▸ **DATA SUPPLIED**

────────────────

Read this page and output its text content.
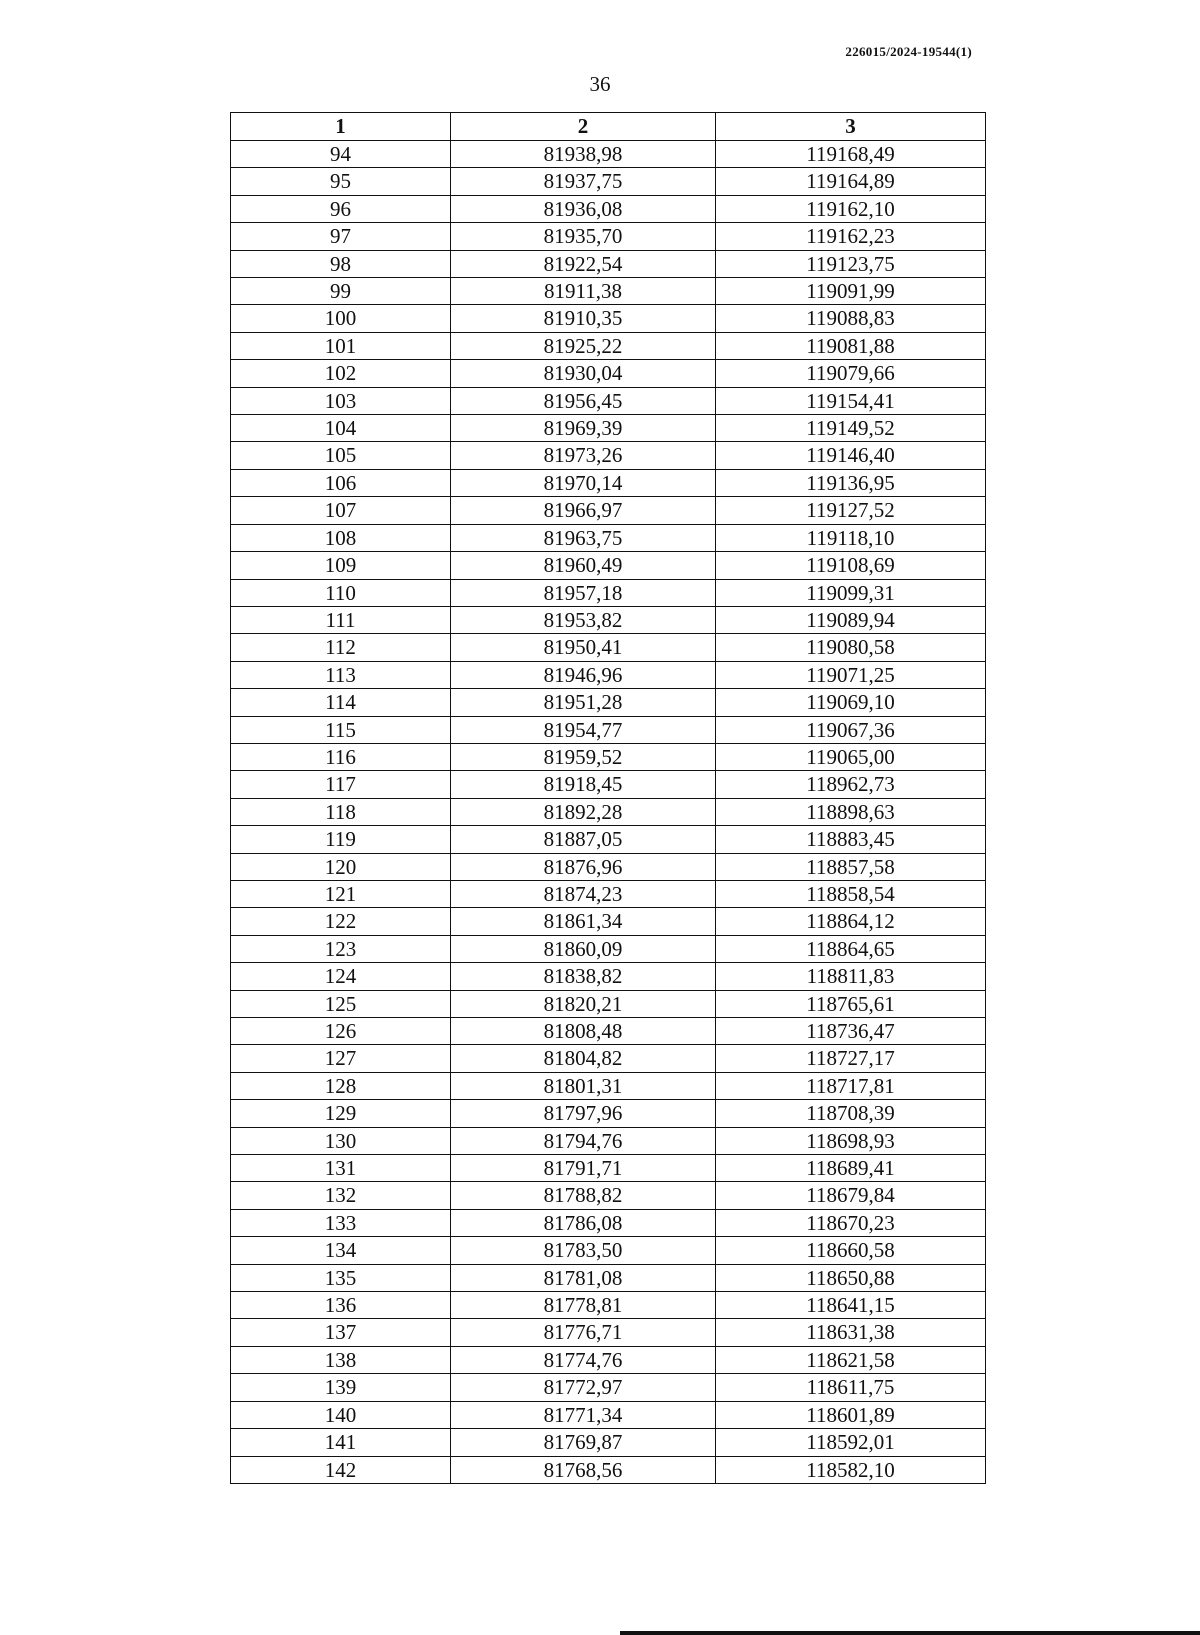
226015/2024-19544(1)
36
1	2	3
94	81938,98	119168,49
95	81937,75	119164,89
96	81936,08	119162,10
97	81935,70	119162,23
98	81922,54	119123,75
99	81911,38	119091,99
100	81910,35	119088,83
101	81925,22	119081,88
102	81930,04	119079,66
103	81956,45	119154,41
104	81969,39	119149,52
105	81973,26	119146,40
106	81970,14	119136,95
107	81966,97	119127,52
108	81963,75	119118,10
109	81960,49	119108,69
110	81957,18	119099,31
111	81953,82	119089,94
112	81950,41	119080,58
113	81946,96	119071,25
114	81951,28	119069,10
115	81954,77	119067,36
116	81959,52	119065,00
117	81918,45	118962,73
118	81892,28	118898,63
119	81887,05	118883,45
120	81876,96	118857,58
121	81874,23	118858,54
122	81861,34	118864,12
123	81860,09	118864,65
124	81838,82	118811,83
125	81820,21	118765,61
126	81808,48	118736,47
127	81804,82	118727,17
128	81801,31	118717,81
129	81797,96	118708,39
130	81794,76	118698,93
131	81791,71	118689,41
132	81788,82	118679,84
133	81786,08	118670,23
134	81783,50	118660,58
135	81781,08	118650,88
136	81778,81	118641,15
137	81776,71	118631,38
138	81774,76	118621,58
139	81772,97	118611,75
140	81771,34	118601,89
141	81769,87	118592,01
142	81768,56	118582,10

────────────────

▸ **DESCRIPTION OF THE TASK**
Pictures in the records above are not copied; print everything else exactly.

▸ **WRITTEN SOLUTION**
Read this page and output its text content.
226015/2024-19544(1)
36
1	2	3
94	81938,98	119168,49
95	81937,75	119164,89
96	81936,08	119162,10
97	81935,70	119162,23
98	81922,54	119123,75
99	81911,38	119091,99
100	81910,35	119088,83
101	81925,22	119081,88
102	81930,04	119079,66
103	81956,45	119154,41
104	81969,39	119149,52
105	81973,26	119146,40
106	81970,14	119136,95
107	81966,97	119127,52
108	81963,75	119118,10
109	81960,49	119108,69
110	81957,18	119099,31
111	81953,82	119089,94
112	81950,41	119080,58
113	81946,96	119071,25
114	81951,28	119069,10
115	81954,77	119067,36
116	81959,52	119065,00
117	81918,45	118962,73
118	81892,28	118898,63
119	81887,05	118883,45
120	81876,96	118857,58
121	81874,23	118858,54
122	81861,34	118864,12
123	81860,09	118864,65
124	81838,82	118811,83
125	81820,21	118765,61
126	81808,48	118736,47
127	81804,82	118727,17
128	81801,31	118717,81
129	81797,96	118708,39
130	81794,76	118698,93
131	81791,71	118689,41
132	81788,82	118679,84
133	81786,08	118670,23
134	81783,50	118660,58
135	81781,08	118650,88
136	81778,81	118641,15
137	81776,71	118631,38
138	81774,76	118621,58
139	81772,97	118611,75
140	81771,34	118601,89
141	81769,87	118592,01
142	81768,56	118582,10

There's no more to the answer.